EXERCISE TASK —
Please list all lines of the material below in which the string "自上而下" occurs.
══════
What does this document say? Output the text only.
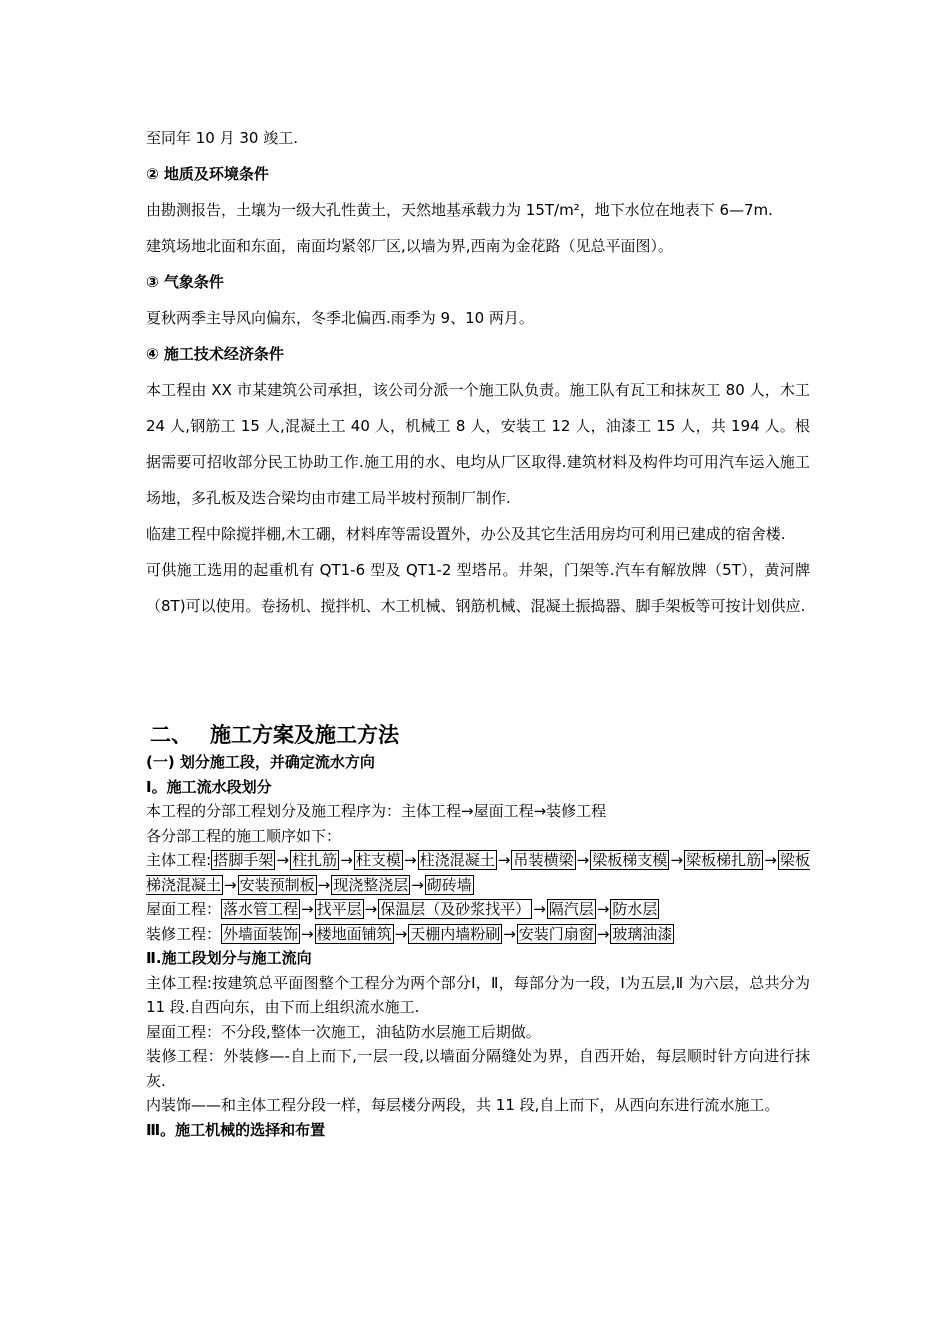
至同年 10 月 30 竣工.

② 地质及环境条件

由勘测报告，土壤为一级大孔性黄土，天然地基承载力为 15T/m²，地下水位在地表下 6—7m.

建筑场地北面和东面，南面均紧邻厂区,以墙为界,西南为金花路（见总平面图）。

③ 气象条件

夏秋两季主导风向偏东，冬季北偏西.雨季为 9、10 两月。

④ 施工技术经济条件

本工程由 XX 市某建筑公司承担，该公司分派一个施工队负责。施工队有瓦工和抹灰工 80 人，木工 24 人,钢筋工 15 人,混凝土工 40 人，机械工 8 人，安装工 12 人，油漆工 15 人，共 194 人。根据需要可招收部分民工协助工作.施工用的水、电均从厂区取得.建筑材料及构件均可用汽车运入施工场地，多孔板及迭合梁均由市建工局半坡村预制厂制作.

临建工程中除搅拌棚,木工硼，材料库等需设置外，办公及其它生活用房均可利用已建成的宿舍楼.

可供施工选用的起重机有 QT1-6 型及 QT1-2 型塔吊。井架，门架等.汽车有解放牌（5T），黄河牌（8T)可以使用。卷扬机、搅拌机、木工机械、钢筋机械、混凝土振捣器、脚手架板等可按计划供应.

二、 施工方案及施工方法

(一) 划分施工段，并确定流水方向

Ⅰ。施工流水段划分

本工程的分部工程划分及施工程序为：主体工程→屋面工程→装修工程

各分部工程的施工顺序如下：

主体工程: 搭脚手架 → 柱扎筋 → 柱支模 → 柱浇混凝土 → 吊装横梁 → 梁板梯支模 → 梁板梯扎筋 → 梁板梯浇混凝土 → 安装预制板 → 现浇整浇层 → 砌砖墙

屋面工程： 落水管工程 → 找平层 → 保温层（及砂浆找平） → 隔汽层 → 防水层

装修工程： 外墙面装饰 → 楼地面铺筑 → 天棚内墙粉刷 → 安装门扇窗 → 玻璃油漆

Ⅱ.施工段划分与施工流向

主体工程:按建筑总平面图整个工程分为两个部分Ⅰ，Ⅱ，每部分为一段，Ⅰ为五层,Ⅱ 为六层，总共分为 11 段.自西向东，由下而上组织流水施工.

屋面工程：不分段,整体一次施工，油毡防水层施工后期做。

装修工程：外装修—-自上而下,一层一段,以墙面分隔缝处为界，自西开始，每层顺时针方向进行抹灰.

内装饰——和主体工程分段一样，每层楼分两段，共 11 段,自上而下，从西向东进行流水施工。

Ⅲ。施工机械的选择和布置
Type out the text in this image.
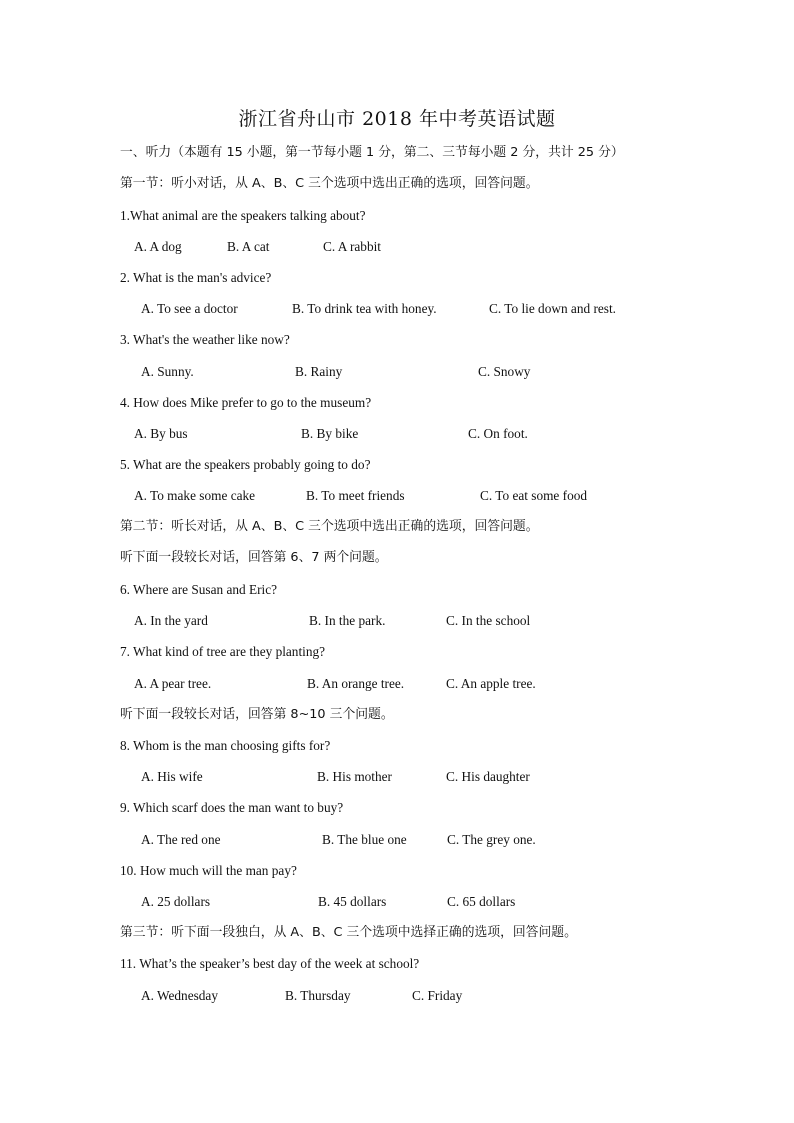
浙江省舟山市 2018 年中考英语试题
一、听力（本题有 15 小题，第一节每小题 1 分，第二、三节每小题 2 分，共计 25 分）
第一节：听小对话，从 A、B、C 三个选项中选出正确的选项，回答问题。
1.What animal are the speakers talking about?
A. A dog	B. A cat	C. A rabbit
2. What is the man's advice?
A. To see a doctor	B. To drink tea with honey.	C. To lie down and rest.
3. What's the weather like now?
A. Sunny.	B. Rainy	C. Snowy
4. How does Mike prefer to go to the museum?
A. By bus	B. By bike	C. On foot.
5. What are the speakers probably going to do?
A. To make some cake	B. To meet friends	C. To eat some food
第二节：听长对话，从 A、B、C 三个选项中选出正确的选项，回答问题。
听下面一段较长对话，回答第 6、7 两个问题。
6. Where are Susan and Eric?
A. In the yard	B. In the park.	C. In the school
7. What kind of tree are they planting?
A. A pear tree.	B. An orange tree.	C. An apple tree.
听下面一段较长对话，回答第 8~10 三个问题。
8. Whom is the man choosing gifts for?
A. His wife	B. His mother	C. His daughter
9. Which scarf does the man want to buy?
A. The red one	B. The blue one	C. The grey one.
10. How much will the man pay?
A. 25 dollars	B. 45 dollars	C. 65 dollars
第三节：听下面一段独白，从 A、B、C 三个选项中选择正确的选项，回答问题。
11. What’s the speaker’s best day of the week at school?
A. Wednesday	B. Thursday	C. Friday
══════
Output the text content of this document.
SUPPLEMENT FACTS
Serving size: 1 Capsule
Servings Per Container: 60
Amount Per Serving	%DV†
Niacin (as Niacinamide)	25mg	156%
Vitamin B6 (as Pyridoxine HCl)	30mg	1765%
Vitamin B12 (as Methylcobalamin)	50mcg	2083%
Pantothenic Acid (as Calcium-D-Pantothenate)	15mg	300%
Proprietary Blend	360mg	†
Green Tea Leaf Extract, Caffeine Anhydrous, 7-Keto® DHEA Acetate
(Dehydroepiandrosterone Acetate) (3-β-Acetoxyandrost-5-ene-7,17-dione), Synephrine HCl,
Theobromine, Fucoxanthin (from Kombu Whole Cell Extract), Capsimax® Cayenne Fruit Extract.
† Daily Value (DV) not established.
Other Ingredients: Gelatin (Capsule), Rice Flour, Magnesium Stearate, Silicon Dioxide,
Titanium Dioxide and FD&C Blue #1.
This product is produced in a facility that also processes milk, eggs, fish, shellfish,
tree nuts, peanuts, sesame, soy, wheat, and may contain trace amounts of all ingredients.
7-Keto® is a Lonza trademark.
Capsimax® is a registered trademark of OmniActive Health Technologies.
══════
ANSWER IN FULL —
装修工程：外装修—-自上而下,一层一段,以墙面分隔缝处为界，自西开始，每层顺时针方向进行抹灰.
内装饰——和主体工程分段一样，每层楼分两段，共 11 段,自上而下，从西向东进行流水施工。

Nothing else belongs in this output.